──────── Supplied material ────────
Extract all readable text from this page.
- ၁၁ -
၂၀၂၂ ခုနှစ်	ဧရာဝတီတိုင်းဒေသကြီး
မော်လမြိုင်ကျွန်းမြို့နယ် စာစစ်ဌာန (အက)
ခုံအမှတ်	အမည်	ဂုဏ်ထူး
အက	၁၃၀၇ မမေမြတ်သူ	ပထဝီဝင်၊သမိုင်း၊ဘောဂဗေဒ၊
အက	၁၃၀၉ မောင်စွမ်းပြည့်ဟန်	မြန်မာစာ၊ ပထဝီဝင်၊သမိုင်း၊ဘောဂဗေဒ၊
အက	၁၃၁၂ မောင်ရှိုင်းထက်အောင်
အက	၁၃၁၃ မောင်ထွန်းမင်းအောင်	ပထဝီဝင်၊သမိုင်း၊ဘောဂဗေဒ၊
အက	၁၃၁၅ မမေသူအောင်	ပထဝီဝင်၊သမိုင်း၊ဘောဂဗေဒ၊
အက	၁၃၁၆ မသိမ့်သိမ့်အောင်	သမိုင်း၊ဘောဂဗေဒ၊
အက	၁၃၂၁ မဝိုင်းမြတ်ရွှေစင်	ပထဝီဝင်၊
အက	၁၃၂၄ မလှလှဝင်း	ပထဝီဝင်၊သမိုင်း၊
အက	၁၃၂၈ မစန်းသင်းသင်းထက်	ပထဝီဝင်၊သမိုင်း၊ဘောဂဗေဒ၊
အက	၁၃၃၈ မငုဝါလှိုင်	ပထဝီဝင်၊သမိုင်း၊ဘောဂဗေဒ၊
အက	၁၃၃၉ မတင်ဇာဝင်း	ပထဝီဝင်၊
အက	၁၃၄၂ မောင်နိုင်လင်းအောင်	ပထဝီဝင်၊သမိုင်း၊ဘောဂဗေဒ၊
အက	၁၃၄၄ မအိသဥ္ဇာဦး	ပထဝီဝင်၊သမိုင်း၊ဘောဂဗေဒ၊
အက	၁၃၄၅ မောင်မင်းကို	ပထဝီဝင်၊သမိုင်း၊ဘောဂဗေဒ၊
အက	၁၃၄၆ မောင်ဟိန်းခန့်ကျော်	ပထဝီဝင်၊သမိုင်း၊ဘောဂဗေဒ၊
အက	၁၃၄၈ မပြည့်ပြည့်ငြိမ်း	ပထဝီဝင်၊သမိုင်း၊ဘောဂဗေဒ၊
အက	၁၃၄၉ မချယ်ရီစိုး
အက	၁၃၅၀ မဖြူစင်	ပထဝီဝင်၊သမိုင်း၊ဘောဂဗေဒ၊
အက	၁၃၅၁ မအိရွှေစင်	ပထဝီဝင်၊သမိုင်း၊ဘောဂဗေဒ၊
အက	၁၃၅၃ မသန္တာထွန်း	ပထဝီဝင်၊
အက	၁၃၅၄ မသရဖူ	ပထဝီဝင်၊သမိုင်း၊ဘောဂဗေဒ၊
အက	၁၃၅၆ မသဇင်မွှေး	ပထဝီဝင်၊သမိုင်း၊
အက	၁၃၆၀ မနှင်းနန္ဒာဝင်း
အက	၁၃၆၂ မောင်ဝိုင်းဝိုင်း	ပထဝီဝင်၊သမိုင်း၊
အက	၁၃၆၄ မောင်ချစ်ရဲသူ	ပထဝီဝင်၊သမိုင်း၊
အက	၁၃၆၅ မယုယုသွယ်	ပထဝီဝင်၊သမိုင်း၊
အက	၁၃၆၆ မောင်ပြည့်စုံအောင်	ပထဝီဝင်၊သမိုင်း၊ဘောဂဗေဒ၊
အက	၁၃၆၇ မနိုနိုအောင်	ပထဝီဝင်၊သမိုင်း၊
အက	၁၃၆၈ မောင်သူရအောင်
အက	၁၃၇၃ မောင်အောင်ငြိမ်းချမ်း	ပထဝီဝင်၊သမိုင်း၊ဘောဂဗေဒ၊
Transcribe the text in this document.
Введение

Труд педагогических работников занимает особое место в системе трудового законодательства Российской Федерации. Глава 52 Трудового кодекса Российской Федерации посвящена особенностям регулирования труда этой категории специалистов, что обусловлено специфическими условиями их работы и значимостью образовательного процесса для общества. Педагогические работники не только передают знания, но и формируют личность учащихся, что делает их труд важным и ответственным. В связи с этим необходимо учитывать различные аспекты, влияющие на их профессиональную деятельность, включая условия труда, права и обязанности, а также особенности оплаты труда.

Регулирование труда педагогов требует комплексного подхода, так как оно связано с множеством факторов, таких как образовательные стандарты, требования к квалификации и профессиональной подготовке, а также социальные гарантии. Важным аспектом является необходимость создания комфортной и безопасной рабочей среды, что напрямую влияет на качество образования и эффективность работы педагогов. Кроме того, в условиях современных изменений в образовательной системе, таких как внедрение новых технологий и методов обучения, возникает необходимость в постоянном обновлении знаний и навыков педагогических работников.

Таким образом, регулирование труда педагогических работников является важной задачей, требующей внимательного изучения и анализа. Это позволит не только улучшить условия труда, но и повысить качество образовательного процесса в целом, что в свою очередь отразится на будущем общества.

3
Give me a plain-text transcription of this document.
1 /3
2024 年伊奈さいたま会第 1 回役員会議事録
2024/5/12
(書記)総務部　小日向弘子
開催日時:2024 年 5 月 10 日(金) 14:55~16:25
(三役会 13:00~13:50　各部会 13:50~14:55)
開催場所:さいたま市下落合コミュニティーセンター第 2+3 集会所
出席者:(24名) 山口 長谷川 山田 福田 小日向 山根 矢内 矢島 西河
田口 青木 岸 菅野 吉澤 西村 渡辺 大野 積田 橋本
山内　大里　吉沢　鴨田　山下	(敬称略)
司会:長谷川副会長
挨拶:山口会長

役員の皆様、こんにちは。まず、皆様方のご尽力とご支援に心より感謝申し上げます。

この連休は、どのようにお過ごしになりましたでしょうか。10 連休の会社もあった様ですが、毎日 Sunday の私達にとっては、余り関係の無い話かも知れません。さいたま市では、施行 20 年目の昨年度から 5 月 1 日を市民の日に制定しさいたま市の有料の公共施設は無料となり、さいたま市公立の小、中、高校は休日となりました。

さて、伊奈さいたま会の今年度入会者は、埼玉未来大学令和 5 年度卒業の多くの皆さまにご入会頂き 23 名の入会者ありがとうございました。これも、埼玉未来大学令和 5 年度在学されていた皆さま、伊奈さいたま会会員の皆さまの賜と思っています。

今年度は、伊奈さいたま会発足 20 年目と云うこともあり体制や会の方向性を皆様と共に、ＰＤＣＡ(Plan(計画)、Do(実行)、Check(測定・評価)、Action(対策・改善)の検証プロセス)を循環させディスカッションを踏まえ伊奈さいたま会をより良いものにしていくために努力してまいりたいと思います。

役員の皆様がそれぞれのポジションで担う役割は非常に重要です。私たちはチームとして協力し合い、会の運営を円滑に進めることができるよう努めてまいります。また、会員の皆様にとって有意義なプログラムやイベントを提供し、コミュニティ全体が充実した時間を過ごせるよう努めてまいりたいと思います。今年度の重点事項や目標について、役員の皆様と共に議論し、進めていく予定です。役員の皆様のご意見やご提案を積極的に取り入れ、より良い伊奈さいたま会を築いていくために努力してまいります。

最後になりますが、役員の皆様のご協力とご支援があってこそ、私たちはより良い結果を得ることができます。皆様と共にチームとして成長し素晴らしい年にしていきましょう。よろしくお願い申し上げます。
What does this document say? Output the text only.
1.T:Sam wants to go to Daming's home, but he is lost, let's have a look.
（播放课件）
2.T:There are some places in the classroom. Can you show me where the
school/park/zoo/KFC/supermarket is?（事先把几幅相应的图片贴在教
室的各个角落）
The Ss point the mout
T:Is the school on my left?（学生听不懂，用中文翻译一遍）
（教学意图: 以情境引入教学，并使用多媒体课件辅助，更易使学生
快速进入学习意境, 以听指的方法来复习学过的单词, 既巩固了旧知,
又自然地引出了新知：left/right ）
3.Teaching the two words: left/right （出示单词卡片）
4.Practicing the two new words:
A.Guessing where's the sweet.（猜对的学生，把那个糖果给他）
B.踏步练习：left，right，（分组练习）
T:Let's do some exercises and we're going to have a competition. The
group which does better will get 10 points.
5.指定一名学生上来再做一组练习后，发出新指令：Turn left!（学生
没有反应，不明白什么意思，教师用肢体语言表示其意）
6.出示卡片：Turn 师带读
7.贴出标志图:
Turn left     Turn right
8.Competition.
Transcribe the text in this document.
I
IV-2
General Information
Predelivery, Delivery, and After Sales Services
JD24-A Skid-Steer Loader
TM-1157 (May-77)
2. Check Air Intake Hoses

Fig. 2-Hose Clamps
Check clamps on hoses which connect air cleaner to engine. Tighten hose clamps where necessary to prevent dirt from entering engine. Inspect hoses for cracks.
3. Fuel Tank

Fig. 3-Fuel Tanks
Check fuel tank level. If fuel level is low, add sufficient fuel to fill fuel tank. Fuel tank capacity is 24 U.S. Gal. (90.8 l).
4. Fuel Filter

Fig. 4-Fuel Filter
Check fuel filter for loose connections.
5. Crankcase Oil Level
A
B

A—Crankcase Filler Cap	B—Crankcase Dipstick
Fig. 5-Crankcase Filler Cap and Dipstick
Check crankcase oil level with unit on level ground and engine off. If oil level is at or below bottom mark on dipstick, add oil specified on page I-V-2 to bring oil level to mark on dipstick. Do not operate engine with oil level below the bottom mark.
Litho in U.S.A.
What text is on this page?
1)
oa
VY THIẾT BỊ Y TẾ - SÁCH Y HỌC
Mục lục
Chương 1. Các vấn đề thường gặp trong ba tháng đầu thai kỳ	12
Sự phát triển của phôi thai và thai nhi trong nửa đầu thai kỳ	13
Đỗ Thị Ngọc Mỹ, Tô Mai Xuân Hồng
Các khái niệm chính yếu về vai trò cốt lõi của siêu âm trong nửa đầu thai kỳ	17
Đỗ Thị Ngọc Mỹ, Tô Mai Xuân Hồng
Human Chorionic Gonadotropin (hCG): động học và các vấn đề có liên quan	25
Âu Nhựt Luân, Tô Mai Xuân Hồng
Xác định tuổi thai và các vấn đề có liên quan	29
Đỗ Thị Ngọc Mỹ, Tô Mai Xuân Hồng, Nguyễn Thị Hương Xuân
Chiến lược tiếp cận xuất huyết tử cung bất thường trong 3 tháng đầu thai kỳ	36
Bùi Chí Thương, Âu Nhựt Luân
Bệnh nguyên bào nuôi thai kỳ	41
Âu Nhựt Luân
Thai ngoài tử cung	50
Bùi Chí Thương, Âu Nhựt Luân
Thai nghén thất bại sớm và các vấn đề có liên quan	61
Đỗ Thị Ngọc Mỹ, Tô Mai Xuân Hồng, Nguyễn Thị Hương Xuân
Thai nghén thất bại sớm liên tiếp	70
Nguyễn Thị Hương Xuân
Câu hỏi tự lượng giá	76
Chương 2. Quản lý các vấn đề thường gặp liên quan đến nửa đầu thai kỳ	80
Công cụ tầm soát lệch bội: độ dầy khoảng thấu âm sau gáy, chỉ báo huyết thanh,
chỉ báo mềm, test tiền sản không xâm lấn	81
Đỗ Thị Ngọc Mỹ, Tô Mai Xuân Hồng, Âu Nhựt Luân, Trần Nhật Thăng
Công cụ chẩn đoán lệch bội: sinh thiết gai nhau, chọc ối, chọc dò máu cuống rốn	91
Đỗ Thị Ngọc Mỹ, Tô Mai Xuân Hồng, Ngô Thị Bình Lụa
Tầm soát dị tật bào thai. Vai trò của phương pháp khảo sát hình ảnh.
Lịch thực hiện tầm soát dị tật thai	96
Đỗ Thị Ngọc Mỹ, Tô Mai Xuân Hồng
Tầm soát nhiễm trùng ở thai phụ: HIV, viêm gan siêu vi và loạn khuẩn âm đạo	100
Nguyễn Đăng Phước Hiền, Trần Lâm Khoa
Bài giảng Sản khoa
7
────────
| Problem to solve |
Scan the records for the string "have". Copy each line in which it appears.

| Result of this task |
1.T:Sam wants to go to Daming's home, but he is lost, let's have a look.
T:Let's do some exercises and we're going to have a competition. The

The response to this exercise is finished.